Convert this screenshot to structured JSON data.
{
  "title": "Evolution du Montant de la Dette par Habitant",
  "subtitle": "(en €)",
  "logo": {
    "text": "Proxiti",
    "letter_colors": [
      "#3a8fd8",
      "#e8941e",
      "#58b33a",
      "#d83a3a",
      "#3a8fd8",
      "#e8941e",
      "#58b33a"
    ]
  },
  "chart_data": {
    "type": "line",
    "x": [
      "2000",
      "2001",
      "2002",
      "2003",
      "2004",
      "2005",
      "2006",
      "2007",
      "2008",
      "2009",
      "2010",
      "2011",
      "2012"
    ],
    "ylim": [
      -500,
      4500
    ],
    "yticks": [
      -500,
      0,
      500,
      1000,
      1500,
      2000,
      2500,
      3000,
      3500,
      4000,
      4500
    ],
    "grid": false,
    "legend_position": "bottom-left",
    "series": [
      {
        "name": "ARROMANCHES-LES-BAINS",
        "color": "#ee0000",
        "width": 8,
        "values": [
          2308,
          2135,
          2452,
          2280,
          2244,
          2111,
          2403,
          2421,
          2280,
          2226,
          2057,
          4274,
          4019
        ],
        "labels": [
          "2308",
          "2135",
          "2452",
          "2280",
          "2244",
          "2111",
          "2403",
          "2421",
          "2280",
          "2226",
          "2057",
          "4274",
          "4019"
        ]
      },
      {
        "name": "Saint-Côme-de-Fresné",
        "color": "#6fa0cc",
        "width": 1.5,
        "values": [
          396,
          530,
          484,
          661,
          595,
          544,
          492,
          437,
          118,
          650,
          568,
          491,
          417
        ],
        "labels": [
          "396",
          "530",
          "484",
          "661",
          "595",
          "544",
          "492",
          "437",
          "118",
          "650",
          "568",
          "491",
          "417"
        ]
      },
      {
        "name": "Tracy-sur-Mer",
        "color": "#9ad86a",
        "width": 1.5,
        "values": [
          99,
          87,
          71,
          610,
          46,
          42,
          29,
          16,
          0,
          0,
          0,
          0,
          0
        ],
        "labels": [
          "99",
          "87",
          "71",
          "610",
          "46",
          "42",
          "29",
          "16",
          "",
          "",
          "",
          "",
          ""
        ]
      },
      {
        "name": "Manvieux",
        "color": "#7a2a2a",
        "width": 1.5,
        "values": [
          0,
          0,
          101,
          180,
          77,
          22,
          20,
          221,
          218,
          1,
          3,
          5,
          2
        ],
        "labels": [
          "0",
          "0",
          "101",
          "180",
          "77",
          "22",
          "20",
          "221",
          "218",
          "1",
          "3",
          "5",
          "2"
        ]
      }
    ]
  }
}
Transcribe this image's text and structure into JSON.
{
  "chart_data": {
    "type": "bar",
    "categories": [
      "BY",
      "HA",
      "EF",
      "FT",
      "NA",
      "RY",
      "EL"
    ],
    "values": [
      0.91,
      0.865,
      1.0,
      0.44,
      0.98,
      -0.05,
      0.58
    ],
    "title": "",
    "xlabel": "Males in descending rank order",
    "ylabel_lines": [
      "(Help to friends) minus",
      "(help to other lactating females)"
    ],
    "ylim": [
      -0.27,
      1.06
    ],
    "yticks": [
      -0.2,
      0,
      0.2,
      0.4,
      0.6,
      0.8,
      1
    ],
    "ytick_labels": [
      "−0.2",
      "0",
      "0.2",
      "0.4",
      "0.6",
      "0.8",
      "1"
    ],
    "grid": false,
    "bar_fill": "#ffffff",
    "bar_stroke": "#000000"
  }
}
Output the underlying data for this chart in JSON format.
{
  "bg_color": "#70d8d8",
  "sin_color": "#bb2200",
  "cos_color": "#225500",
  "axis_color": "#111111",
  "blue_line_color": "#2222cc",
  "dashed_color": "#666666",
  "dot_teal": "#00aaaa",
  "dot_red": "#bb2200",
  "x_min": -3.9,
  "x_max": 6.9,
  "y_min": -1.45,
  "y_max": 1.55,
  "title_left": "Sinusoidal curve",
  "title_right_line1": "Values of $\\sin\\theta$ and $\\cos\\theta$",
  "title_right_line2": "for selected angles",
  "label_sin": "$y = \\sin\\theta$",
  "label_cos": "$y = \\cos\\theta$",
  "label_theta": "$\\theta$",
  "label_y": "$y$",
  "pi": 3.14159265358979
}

* [WORK TO BE COMPLETED]: Copy exactly the lines above, from the one containing "Output the underlying" through the very last line.

* [WRITTEN ANSWER]:
Output the underlying data for this chart in JSON format.
{
  "bg_color": "#70d8d8",
  "sin_color": "#bb2200",
  "cos_color": "#225500",
  "axis_color": "#111111",
  "blue_line_color": "#2222cc",
  "dashed_color": "#666666",
  "dot_teal": "#00aaaa",
  "dot_red": "#bb2200",
  "x_min": -3.9,
  "x_max": 6.9,
  "y_min": -1.45,
  "y_max": 1.55,
  "title_left": "Sinusoidal curve",
  "title_right_line1": "Values of $\\sin\\theta$ and $\\cos\\theta$",
  "title_right_line2": "for selected angles",
  "label_sin": "$y = \\sin\\theta$",
  "label_cos": "$y = \\cos\\theta$",
  "label_theta": "$\\theta$",
  "label_y": "$y$",
  "pi": 3.14159265358979
}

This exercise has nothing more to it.